---------- Bloque de texto ----------
20 de marzo de 2020 el presidente Alberto Fernández anunciaba el aislamiento social obligatorio a nivel nacional por la crisis del coronavirus. Mi hija cumplía dos meses y 21 días. Hasta ese momento pensaba que el aislamiento era el puerperio. Estaba equivocada, pronto nos pelearíamos con mi compañero por sacar la basura o hacer las compras en el almacén de cercanía. Pero claro eso también dejó de ser atractivo cuando la vuelta a casa se convirtió en el ingreso a una cápsula de desinfección con alcohol en gel, alcohol al 70% diluido en agua, trapo mojado en lavandina para limpiar los productos que fuimos a comprar, cambio de ropa en la zona de lavadero y tantas otras técnicas más que escuchábamos que podían servir para combatir al virus del covid-19.
----------
**Tarea**
Reproduce del relato sobre el aislamiento el fragmento que va desde "20 de marzo" hasta "virus del covid-19.", ambos incluidos. Las líneas que siguen son un material aparte, sin relación con el relato sobre el aislamiento.
---------- Datos mostrados ----------
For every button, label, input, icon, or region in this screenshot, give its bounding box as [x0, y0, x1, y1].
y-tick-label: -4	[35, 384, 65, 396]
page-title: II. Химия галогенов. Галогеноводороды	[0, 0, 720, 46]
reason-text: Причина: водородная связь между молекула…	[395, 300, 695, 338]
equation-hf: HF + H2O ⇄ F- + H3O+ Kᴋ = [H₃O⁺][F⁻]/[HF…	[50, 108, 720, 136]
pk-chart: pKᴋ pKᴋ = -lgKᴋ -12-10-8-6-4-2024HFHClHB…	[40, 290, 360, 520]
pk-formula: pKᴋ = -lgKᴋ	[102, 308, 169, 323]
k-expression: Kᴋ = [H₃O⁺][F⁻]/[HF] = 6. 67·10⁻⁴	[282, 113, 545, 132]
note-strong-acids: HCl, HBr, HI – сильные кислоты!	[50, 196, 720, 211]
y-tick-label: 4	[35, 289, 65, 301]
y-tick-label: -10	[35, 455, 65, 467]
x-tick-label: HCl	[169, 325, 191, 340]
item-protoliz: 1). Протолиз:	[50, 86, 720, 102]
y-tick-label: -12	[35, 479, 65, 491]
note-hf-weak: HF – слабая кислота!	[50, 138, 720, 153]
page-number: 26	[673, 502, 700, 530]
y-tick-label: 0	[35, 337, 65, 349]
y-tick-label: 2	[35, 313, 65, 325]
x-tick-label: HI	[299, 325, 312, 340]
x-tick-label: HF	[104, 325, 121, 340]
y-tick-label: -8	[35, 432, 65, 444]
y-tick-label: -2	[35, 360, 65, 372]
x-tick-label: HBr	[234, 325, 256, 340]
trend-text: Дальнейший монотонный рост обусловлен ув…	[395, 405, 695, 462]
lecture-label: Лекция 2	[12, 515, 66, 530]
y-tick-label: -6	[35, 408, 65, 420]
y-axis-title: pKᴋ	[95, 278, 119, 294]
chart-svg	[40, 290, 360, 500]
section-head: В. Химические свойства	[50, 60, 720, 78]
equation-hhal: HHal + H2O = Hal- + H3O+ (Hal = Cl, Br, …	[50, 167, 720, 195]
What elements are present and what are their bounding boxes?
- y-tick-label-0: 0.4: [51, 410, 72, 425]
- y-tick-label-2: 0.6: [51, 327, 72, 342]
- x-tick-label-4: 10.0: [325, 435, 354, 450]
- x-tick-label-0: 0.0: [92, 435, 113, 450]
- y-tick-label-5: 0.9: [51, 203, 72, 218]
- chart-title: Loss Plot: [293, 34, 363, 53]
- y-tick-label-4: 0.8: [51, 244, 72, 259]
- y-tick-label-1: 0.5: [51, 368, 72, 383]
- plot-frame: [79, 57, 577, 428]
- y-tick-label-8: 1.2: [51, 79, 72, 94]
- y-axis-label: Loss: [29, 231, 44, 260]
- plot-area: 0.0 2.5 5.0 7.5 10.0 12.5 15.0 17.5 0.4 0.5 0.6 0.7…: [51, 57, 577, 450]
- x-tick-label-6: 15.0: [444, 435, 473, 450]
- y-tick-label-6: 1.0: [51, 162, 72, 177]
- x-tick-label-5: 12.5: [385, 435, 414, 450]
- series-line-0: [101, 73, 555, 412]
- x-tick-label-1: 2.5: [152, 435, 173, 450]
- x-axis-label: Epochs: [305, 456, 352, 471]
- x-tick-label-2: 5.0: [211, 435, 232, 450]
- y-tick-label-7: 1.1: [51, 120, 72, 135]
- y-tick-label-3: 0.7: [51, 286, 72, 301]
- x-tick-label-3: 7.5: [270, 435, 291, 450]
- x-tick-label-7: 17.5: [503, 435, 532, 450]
----------
**Resultado esperado**
20 de marzo de 2020 el presidente Alberto Fernández anunciaba el aislamiento social obligatorio a nivel nacional por la crisis del coronavirus. Mi hija cumplía dos meses y 21 días. Hasta ese momento pensaba que el aislamiento era el puerperio. Estaba equivocada, pronto nos pelearíamos con mi compañero por sacar la basura o hacer las compras en el almacén de cercanía. Pero claro eso también dejó de ser atractivo cuando la vuelta a casa se convirtió en el ingreso a una cápsula de desinfección con alcohol en gel, alcohol al 70% diluido en agua, trapo mojado en lavandina para limpiar los productos que fuimos a comprar, cambio de ropa en la zona de lavadero y tantas otras técnicas más que escuchábamos que podían servir para combatir al virus del covid-19.